* **Task prompt**:
Keep only those lines of the records that include the string "JSON".

* **Records supplied**:
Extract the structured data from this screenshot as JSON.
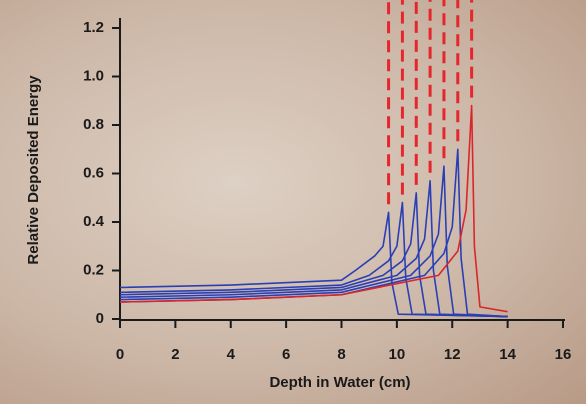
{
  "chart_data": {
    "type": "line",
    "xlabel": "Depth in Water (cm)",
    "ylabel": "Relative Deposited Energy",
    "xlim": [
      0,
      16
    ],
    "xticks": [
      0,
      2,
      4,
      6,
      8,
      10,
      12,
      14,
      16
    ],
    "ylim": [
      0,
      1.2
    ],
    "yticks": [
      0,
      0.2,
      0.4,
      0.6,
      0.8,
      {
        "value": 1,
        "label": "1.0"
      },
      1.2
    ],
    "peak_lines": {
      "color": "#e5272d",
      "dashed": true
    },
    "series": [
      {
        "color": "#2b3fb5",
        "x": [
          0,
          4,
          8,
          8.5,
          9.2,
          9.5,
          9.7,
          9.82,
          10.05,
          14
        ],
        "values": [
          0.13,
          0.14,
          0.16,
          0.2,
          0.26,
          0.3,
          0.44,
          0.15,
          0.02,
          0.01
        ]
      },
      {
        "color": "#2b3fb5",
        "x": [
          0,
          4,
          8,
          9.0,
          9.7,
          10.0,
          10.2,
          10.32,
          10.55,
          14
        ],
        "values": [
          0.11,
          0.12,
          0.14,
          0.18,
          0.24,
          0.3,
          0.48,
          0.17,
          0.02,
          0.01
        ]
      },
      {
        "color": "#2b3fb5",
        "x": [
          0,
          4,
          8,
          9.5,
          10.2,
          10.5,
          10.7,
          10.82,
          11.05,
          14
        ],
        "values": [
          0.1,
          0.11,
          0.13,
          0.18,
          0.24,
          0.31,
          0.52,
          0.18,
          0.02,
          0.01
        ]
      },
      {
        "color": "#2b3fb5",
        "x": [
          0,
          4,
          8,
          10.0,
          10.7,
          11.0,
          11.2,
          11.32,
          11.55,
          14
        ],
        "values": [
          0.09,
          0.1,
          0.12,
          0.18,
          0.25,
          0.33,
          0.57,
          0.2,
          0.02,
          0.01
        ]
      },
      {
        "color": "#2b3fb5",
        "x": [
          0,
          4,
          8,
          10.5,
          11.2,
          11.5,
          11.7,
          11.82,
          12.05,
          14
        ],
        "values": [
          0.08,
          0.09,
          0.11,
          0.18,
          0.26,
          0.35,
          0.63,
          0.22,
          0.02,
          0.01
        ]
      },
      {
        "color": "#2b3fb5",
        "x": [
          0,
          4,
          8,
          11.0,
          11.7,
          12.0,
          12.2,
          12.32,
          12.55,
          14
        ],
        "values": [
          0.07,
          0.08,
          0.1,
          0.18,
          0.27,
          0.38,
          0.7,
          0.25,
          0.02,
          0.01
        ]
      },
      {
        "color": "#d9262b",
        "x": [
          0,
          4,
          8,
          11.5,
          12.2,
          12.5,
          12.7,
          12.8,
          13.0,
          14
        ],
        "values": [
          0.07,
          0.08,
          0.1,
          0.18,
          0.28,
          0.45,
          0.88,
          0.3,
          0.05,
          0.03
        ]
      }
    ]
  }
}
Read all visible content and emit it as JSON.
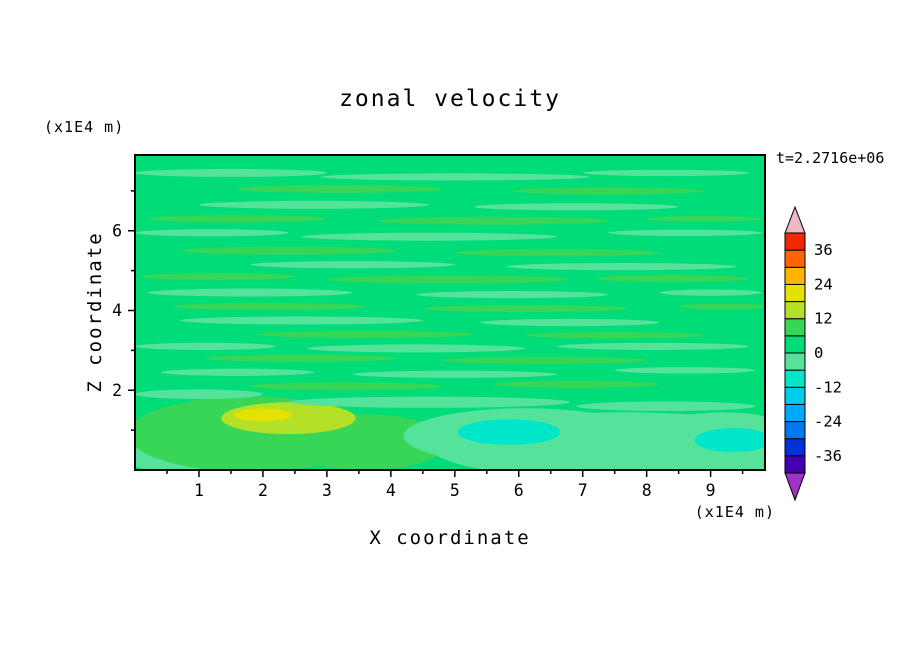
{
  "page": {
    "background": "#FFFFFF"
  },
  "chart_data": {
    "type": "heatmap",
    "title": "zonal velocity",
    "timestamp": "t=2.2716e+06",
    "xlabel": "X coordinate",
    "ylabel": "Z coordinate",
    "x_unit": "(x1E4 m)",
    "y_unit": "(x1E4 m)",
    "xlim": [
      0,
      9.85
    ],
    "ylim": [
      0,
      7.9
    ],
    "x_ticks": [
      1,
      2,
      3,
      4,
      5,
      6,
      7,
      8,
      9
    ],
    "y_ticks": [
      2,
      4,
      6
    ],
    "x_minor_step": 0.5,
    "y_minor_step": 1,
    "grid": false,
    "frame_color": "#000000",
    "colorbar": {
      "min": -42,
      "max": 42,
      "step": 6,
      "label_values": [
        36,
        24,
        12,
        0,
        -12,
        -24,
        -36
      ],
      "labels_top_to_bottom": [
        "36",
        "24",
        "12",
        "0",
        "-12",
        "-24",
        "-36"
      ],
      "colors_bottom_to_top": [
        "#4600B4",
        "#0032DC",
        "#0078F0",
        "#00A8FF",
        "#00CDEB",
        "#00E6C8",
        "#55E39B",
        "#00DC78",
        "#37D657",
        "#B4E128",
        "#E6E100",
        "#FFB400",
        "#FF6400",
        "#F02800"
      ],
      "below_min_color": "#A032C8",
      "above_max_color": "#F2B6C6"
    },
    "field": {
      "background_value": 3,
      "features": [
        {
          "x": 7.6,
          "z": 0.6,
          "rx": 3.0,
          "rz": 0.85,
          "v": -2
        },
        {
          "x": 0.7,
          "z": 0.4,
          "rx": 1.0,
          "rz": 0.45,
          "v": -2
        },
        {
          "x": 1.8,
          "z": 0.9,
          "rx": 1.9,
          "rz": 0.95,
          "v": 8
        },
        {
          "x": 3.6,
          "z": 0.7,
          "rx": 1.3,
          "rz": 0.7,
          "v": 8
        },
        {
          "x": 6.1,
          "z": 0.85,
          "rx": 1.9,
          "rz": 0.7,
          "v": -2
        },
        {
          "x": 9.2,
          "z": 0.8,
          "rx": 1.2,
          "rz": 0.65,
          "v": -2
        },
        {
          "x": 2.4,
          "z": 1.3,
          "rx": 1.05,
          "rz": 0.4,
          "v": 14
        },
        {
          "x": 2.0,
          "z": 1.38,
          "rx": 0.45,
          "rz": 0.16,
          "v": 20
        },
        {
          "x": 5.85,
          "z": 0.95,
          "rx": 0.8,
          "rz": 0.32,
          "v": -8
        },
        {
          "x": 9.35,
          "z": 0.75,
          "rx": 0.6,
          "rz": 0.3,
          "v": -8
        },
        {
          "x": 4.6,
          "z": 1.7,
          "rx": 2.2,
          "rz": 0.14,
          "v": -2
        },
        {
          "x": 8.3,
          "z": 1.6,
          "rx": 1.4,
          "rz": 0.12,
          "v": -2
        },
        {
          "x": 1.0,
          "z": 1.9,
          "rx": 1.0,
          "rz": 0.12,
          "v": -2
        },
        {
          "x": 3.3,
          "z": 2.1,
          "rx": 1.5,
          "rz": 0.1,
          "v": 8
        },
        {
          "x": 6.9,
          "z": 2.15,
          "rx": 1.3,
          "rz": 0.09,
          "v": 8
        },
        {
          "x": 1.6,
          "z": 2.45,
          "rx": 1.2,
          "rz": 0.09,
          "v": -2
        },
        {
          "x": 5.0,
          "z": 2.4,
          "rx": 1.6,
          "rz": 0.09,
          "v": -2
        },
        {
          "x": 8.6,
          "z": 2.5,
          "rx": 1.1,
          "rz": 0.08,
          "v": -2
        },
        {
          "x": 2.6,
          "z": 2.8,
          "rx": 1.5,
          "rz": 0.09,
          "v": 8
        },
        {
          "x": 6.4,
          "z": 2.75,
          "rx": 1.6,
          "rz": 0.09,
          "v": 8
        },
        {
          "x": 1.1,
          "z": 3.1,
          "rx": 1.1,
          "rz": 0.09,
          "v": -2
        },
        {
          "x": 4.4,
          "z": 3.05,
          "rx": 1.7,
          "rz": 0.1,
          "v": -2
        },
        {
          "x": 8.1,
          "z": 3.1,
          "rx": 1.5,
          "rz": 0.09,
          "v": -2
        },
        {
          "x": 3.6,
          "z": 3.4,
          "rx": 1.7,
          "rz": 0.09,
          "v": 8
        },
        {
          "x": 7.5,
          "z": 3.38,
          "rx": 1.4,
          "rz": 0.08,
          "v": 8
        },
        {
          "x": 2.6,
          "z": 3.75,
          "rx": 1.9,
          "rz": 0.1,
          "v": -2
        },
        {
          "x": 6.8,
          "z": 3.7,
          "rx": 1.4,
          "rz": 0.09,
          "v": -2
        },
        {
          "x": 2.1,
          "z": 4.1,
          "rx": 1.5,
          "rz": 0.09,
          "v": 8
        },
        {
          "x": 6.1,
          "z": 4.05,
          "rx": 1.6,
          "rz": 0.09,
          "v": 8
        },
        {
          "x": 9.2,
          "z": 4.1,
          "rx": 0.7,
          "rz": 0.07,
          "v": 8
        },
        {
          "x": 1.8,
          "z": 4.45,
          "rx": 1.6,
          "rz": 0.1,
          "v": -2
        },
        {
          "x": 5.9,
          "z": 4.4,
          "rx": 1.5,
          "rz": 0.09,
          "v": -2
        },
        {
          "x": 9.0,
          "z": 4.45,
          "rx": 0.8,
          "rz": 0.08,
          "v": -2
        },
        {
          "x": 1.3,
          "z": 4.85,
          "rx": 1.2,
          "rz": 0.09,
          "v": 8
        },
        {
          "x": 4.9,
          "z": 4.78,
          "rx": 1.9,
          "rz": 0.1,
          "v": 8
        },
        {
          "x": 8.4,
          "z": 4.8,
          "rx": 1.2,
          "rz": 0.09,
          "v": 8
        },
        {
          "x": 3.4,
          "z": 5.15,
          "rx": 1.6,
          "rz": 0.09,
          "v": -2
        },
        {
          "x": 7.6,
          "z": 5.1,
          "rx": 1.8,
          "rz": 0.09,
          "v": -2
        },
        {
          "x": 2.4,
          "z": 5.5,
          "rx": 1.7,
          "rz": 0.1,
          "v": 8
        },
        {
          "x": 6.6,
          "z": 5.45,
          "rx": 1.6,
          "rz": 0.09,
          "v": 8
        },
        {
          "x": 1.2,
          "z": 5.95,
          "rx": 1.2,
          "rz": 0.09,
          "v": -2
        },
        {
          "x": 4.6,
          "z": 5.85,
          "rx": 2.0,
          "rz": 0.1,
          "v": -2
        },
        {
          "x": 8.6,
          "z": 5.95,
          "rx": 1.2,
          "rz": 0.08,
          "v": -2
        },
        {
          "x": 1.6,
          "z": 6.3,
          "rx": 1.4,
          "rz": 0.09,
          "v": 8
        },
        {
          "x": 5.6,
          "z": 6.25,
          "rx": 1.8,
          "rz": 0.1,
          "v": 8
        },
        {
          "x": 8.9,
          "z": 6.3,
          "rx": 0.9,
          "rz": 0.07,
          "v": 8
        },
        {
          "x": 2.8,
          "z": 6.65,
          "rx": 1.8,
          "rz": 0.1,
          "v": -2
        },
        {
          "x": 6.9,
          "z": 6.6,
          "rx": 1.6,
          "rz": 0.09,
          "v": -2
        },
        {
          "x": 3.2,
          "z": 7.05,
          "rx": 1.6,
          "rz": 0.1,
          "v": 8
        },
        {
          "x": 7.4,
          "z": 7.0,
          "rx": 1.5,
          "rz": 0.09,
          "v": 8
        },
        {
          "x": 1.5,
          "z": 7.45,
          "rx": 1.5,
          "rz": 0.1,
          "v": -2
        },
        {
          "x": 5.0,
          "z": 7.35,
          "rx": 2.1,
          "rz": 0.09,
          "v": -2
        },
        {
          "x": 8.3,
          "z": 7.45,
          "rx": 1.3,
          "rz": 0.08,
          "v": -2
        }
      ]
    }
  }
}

* **Solution to this problem**:
Extract the structured data from this screenshot as JSON.
Read all visible content and emit it as JSON.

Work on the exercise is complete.